What this task involves:
Quote the records that follow in full and exactly; leave out the pictures.

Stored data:
## start

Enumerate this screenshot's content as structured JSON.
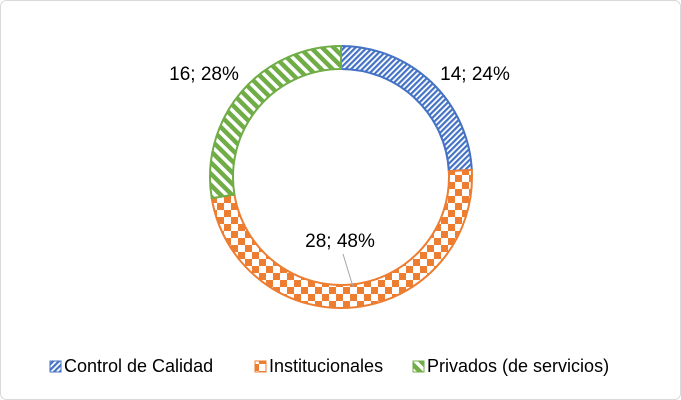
{
  "chart_data": {
    "type": "doughnut",
    "categories": [
      "Control de Calidad",
      "Institucionales",
      "Privados (de servicios)"
    ],
    "values": [
      14,
      28,
      16
    ],
    "value_labels": [
      "14; 24%",
      "28; 48%",
      "16; 28%"
    ],
    "colors": [
      "#4472c4",
      "#ed7d31",
      "#70ad47"
    ],
    "legend": "bottom"
  }
}
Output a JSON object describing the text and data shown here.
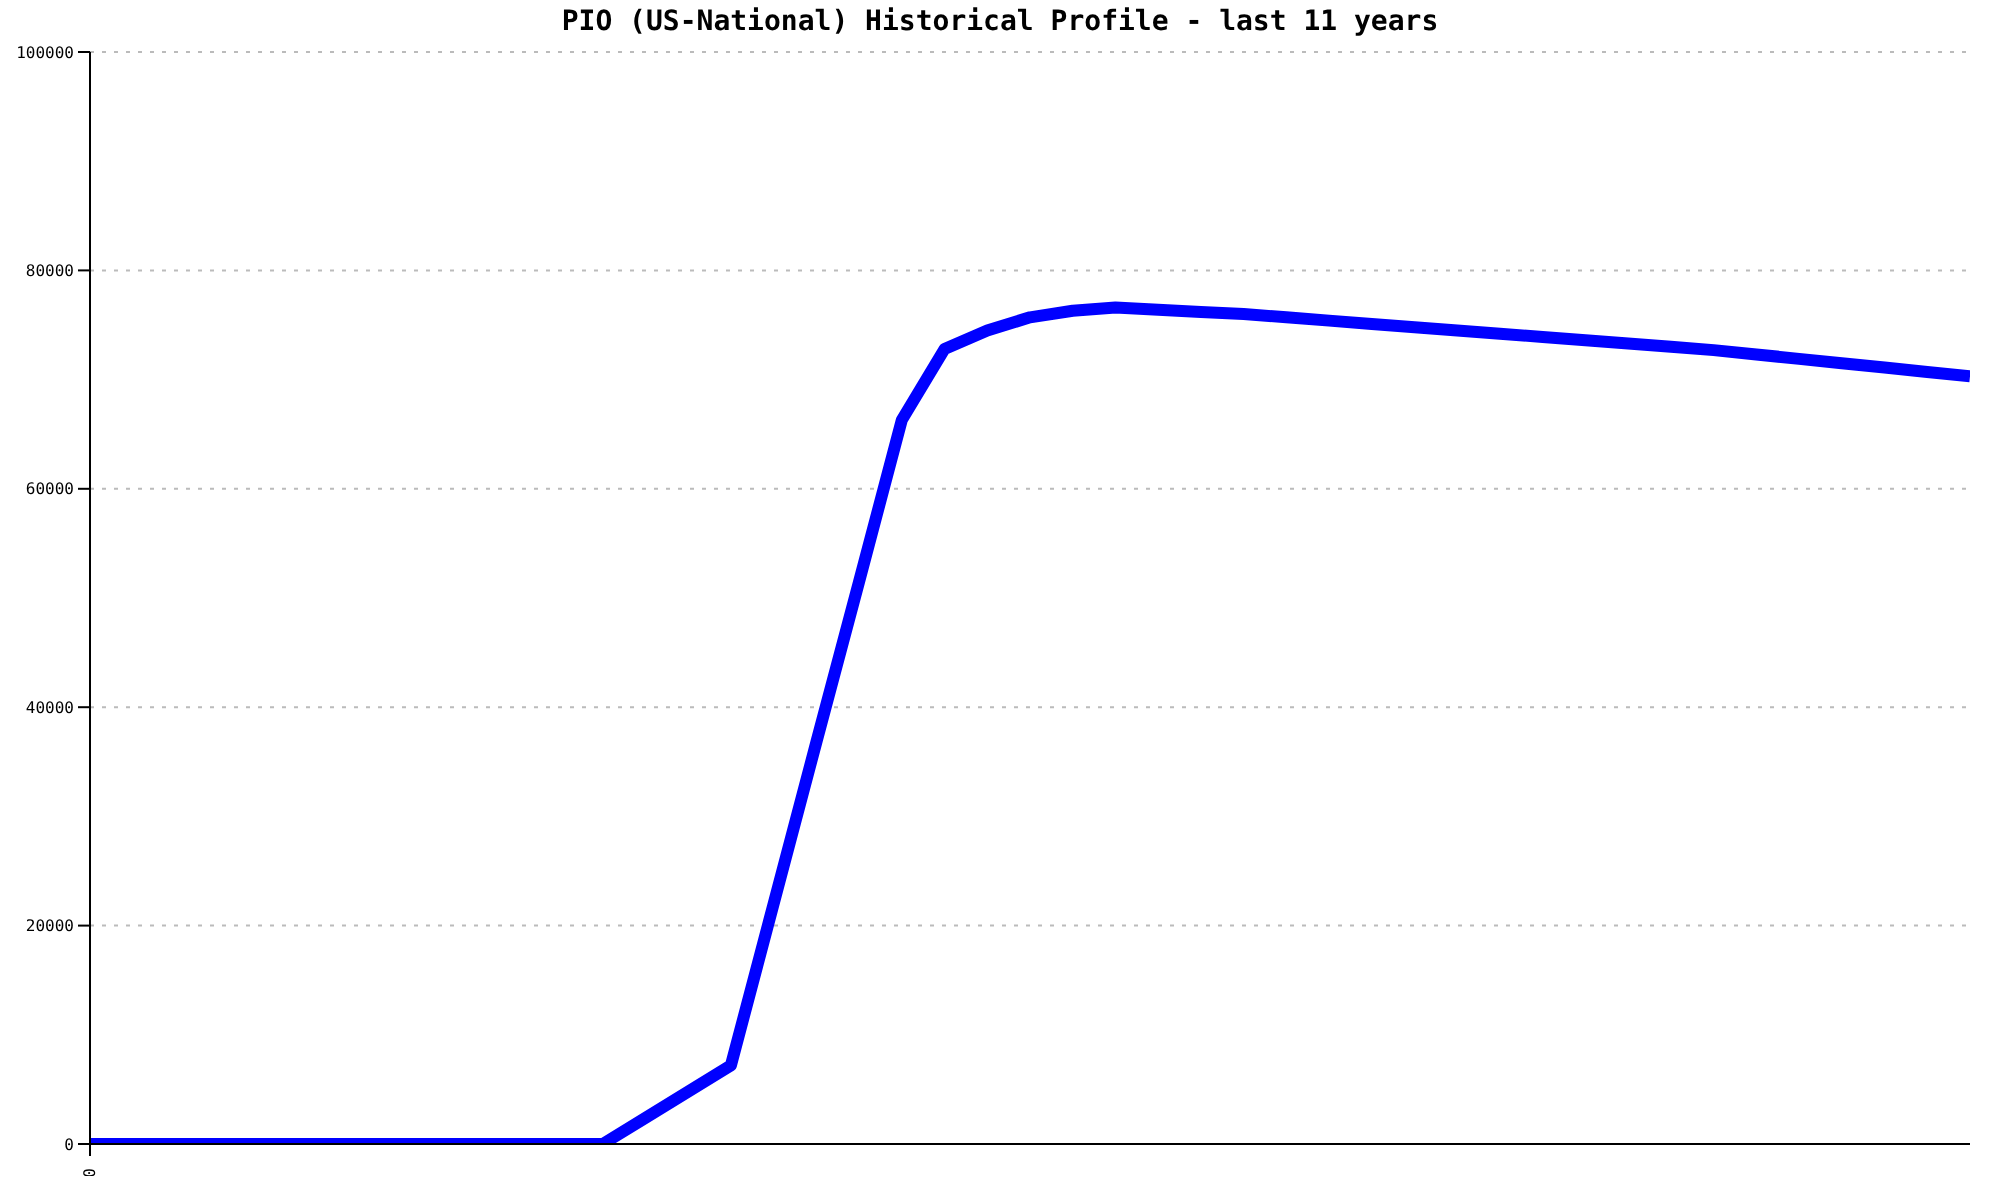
{
  "chart_data": {
    "type": "line",
    "title": "PIO (US-National) Historical Profile - last 11 years",
    "categories": [
      "0",
      null,
      null,
      null,
      null,
      null,
      null,
      null,
      null,
      null,
      null,
      null,
      null,
      null,
      null,
      null,
      null,
      null,
      null,
      null,
      null,
      null,
      null,
      null,
      null,
      null,
      null,
      null,
      null,
      null,
      null,
      null,
      null,
      null,
      null,
      null,
      null,
      null,
      null,
      null,
      null,
      null,
      null,
      null,
      null
    ],
    "series": [
      {
        "color": "#0000ff",
        "values": [
          0,
          0,
          0,
          0,
          0,
          0,
          0,
          0,
          0,
          0,
          0,
          0,
          0,
          2400,
          4800,
          7200,
          22000,
          36800,
          51500,
          66300,
          72800,
          74500,
          75700,
          76300,
          76600,
          76400,
          76200,
          76000,
          75700,
          75400,
          75100,
          74800,
          74500,
          74200,
          73900,
          73600,
          73300,
          73000,
          72700,
          72300,
          71900,
          71500,
          71100,
          70700,
          70300
        ]
      }
    ],
    "ylim": [
      0,
      100000
    ],
    "yticks": [
      0,
      20000,
      40000,
      60000,
      80000,
      100000
    ],
    "grid": "y",
    "legend": false,
    "marker": "none",
    "line_style": "solid"
  }
}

## end

Correct answer:
Enumerate this screenshot's content as structured JSON.
{
  "chart_data": {
    "type": "doughnut",
    "categories": [
      "Control de Calidad",
      "Institucionales",
      "Privados (de servicios)"
    ],
    "values": [
      14,
      28,
      16
    ],
    "value_labels": [
      "14; 24%",
      "28; 48%",
      "16; 28%"
    ],
    "colors": [
      "#4472c4",
      "#ed7d31",
      "#70ad47"
    ],
    "legend": "bottom"
  }
}
Output a JSON object describing the text and data shown here.
{
  "chart_data": {
    "type": "line",
    "title": "PIO (US-National) Historical Profile - last 11 years",
    "categories": [
      "0",
      null,
      null,
      null,
      null,
      null,
      null,
      null,
      null,
      null,
      null,
      null,
      null,
      null,
      null,
      null,
      null,
      null,
      null,
      null,
      null,
      null,
      null,
      null,
      null,
      null,
      null,
      null,
      null,
      null,
      null,
      null,
      null,
      null,
      null,
      null,
      null,
      null,
      null,
      null,
      null,
      null,
      null,
      null,
      null
    ],
    "series": [
      {
        "color": "#0000ff",
        "values": [
          0,
          0,
          0,
          0,
          0,
          0,
          0,
          0,
          0,
          0,
          0,
          0,
          0,
          2400,
          4800,
          7200,
          22000,
          36800,
          51500,
          66300,
          72800,
          74500,
          75700,
          76300,
          76600,
          76400,
          76200,
          76000,
          75700,
          75400,
          75100,
          74800,
          74500,
          74200,
          73900,
          73600,
          73300,
          73000,
          72700,
          72300,
          71900,
          71500,
          71100,
          70700,
          70300
        ]
      }
    ],
    "ylim": [
      0,
      100000
    ],
    "yticks": [
      0,
      20000,
      40000,
      60000,
      80000,
      100000
    ],
    "grid": "y",
    "legend": false,
    "marker": "none",
    "line_style": "solid"
  }
}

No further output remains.